*Supplied passage*.
-- Opening Marker --

ΔNp63α/IRF6 interplay activates NOS2 transcription and induces autophagy upon tobacco exposure

Tobacco-induced oxidative stress leads to chronic inflammation and is implicated in the development of many human epithelial cancers, including head and neck cancer. Cigarette smoke exposure was shown to induce the expression of the ΔNp63α and nitric oxide synthase (NOS)-2 in head and neck squamous cell carcinoma cells and immortalized oral keratinocytes. The NOS2 promoter was found to contain various cognate sequences for several transcription factors including interferon regulatory factor (IRF)-6 and p63, which were shown in vivo binding to the NOS2 promoter in response to smoke exposure. Small interfering (si)-RNAs against both ΔNp63α and IRF6 decreased the induction of NOS2 promoter-driven reporter luciferase activity and were shown to inhibit NOS2 activity. Furthermore, both mainstream (MSE) and sidestream (SSE) smoking extracts induced changes in expression of autophagic marker, LC3B, while siRNA against ΔNp63α, IRF6 and NOS2 modulated these autophagic changes. Overall, these data support the notion that ΔNp63α/IRF6 interplay regulates NOS2 transcription, thereby underlying the autophagic-related cancer cell response to tobacco exposure.

Research highlights
► Tobacco exposure induces expression of ΔNp63α and NOS2 in head and neck squamous cell carcinoma cells.
► Tobacco exposure promotes binding of ΔNp63α and IRF6 to the NOS2A promoter.
► Tobacco exposure increases the complex formation between ΔNp63α ETS, NF-YA, IRF6 and C/EBPβ factors.
► siRNA against ΔNp63α, IRF6 or NOS2A modulate the tobacco smoke-induced autophagy.

-- Closing Marker --

*The data*.

-- Opening Marker --

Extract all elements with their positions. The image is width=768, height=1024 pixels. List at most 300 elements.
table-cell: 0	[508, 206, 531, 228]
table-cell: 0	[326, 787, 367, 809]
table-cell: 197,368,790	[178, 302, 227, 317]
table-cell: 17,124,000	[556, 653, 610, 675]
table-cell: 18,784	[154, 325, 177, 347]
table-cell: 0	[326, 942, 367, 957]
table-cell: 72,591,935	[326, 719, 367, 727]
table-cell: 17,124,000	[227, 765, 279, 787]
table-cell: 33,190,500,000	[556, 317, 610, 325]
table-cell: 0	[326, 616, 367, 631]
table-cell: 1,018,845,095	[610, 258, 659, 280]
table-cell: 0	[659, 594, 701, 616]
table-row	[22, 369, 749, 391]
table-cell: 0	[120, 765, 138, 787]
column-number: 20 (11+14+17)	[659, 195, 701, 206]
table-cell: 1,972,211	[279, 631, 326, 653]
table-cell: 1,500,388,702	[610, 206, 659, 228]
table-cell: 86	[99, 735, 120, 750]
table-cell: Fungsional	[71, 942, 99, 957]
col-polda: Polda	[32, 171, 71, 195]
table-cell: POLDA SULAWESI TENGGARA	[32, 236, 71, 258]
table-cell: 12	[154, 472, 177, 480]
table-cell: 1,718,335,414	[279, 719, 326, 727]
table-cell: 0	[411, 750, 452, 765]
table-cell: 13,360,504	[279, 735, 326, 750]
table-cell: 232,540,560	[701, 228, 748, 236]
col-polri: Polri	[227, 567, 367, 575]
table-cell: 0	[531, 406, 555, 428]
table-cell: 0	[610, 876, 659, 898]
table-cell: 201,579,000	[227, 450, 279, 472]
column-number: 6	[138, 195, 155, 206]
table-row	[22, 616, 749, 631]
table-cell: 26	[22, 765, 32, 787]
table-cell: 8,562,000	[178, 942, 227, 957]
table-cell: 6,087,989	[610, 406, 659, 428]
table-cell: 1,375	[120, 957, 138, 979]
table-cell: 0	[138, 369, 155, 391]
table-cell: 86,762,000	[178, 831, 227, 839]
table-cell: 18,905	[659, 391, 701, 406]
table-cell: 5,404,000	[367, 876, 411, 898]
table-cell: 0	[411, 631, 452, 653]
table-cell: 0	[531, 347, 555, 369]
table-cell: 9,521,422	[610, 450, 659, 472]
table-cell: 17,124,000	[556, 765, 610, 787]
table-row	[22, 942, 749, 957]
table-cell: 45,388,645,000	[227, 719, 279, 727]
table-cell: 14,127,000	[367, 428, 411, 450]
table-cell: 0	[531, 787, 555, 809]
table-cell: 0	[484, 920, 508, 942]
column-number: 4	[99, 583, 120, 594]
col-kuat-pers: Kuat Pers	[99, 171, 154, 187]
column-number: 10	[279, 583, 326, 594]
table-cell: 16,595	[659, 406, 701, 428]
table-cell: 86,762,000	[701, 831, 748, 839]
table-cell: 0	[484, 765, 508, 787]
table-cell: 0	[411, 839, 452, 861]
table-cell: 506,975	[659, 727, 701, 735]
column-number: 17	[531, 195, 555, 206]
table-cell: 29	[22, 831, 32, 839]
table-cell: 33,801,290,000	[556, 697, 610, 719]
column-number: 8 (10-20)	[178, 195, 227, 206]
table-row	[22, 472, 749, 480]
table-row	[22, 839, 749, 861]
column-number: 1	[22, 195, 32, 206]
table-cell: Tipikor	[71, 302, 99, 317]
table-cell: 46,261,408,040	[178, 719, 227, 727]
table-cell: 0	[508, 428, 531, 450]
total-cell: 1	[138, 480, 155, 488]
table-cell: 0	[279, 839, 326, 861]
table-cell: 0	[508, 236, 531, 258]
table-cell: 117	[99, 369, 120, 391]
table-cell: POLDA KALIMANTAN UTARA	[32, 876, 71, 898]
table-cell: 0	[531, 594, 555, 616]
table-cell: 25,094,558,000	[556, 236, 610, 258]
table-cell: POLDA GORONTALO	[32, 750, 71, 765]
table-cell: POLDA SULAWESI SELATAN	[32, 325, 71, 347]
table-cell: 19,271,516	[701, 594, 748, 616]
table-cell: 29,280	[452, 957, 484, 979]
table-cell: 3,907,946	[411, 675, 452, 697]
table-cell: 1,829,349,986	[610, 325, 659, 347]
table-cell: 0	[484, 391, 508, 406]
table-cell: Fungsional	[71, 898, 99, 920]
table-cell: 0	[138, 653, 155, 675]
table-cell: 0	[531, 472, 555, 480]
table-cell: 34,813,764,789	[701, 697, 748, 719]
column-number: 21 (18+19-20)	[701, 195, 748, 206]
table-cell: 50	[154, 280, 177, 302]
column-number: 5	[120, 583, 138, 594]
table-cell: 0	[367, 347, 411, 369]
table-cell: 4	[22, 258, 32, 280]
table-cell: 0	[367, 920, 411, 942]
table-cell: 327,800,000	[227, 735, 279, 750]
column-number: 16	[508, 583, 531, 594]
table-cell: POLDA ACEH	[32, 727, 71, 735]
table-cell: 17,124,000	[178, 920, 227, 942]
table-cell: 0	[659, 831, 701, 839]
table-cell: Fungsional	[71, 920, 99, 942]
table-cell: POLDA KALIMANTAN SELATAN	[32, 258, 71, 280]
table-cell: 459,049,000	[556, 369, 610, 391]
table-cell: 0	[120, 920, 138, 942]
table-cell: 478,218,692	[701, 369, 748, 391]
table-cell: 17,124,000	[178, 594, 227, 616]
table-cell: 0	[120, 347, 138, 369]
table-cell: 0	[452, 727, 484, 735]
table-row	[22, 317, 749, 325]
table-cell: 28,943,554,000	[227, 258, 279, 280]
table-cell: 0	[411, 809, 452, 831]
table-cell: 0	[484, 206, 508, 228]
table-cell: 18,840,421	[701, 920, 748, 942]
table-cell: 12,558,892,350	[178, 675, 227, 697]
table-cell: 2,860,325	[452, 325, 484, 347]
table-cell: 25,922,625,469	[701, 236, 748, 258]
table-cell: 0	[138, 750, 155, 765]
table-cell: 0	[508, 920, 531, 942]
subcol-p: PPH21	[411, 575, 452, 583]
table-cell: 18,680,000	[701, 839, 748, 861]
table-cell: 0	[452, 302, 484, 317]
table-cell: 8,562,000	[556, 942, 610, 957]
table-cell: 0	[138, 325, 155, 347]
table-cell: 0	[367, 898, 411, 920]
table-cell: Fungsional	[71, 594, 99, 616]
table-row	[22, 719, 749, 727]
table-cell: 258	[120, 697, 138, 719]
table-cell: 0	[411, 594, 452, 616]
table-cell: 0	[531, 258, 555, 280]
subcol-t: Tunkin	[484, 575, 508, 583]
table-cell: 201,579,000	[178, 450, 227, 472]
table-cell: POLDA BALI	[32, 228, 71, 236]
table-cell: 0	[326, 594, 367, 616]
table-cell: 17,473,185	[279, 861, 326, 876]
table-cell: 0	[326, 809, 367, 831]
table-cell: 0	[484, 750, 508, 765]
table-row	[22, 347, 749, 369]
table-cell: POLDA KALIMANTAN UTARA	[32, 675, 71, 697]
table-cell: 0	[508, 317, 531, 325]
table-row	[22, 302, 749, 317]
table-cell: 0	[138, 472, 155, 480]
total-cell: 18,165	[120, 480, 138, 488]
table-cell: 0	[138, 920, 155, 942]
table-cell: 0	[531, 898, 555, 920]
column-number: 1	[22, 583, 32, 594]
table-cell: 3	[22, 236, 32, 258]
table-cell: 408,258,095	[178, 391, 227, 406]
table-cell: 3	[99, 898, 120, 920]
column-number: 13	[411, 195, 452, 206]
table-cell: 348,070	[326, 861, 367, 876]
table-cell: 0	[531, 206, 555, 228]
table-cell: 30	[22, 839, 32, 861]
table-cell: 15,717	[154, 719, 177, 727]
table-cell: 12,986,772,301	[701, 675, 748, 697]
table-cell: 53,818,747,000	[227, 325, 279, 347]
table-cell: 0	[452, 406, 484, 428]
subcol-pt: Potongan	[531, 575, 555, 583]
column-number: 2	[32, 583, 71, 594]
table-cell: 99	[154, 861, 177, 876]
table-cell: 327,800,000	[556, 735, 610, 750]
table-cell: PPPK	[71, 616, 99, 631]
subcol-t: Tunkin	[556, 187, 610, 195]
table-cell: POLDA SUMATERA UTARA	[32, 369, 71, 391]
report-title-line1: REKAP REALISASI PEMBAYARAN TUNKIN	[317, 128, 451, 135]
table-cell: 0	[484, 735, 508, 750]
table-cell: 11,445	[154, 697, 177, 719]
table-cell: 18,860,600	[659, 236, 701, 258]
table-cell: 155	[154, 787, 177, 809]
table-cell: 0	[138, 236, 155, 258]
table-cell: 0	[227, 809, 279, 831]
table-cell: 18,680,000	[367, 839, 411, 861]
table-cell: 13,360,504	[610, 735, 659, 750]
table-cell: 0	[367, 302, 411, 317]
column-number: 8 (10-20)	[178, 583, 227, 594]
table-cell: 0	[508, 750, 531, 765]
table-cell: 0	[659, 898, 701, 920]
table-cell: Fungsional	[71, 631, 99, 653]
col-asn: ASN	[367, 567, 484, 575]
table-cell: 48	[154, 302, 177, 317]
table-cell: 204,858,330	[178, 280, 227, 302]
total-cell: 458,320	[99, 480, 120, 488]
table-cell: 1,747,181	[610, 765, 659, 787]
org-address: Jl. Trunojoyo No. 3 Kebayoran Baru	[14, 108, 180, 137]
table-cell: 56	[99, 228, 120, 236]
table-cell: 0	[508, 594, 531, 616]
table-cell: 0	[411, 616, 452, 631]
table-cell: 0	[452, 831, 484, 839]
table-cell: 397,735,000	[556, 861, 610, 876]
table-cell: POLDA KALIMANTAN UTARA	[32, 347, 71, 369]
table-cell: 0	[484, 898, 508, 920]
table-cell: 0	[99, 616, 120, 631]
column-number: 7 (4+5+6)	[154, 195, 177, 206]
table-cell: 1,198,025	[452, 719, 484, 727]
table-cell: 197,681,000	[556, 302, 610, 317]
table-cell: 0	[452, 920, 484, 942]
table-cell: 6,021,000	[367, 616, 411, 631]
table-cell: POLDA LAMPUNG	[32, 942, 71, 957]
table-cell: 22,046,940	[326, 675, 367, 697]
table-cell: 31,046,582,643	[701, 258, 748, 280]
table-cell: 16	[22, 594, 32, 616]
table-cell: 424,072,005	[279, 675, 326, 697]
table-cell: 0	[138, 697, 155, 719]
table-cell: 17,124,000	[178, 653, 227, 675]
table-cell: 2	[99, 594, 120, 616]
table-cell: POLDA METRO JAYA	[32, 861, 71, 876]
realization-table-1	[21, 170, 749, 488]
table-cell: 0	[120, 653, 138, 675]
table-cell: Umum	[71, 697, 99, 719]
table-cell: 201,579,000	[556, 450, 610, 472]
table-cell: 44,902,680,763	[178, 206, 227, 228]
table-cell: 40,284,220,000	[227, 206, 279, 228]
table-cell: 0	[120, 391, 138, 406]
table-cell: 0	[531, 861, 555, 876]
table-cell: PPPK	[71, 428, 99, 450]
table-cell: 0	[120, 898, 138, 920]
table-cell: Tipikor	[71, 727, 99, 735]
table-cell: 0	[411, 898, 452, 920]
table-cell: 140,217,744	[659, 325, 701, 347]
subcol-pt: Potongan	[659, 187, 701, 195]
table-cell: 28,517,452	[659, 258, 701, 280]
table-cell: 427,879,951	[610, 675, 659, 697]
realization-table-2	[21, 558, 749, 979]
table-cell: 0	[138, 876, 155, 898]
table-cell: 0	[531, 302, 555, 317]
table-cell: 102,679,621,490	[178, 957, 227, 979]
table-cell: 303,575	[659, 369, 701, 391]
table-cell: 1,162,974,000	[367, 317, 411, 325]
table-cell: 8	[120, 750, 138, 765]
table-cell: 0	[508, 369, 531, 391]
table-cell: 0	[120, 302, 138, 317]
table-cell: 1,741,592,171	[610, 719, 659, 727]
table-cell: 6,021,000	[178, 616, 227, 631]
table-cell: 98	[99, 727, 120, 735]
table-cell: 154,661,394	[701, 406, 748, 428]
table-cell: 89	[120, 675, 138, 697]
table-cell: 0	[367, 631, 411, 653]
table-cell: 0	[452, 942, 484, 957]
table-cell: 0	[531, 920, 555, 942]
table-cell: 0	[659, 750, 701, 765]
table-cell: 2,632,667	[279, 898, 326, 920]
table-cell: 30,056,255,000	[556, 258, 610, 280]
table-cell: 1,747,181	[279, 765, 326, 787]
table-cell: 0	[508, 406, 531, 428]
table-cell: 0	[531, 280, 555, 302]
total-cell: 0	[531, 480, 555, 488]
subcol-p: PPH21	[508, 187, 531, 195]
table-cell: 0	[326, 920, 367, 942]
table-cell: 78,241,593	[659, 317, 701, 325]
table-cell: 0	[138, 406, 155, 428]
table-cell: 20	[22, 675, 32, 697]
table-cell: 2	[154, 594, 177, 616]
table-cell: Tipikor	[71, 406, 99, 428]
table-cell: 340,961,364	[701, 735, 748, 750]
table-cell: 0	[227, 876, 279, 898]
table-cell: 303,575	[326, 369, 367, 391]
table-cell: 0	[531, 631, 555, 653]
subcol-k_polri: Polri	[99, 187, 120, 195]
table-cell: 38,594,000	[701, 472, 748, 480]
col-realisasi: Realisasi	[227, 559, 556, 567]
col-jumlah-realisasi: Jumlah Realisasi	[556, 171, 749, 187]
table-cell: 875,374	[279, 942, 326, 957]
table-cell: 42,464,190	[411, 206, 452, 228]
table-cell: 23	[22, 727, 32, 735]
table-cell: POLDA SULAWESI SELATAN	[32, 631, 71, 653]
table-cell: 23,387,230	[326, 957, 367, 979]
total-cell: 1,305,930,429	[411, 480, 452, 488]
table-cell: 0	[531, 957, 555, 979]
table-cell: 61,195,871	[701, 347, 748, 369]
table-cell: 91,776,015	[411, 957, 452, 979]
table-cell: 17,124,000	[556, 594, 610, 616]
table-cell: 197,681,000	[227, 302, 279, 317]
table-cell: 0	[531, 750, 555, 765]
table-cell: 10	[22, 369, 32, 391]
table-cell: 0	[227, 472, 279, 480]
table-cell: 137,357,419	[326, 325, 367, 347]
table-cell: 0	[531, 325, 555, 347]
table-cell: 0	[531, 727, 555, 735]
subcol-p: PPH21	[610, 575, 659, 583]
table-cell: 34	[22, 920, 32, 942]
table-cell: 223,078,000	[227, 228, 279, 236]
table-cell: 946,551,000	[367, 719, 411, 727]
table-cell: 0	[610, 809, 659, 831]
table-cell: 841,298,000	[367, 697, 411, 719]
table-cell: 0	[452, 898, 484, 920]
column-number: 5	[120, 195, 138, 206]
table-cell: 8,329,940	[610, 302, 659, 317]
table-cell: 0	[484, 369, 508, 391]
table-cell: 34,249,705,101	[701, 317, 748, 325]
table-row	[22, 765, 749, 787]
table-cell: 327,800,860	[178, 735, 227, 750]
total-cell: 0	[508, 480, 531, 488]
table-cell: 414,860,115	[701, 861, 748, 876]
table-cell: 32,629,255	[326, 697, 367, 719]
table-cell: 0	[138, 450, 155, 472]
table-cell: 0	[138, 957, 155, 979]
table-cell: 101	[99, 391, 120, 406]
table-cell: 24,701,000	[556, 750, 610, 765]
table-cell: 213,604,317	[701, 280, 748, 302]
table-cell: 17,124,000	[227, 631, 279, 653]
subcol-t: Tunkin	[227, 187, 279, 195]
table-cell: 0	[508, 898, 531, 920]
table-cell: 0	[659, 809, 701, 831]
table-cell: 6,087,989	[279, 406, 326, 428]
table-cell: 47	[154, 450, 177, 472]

-- Closing Marker --

*Problem requirements*.
Set down the part of the tobacco exposure text from "Research highlights" up to and including "tobacco smoke-induced autophagy.", copying it exactly.

*Your response*.
Research highlights
► Tobacco exposure induces expression of ΔNp63α and NOS2 in head and neck squamous cell carcinoma cells.
► Tobacco exposure promotes binding of ΔNp63α and IRF6 to the NOS2A promoter.
► Tobacco exposure increases the complex formation between ΔNp63α ETS, NF-YA, IRF6 and C/EBPβ factors.
► siRNA against ΔNp63α, IRF6 or NOS2A modulate the tobacco smoke-induced autophagy.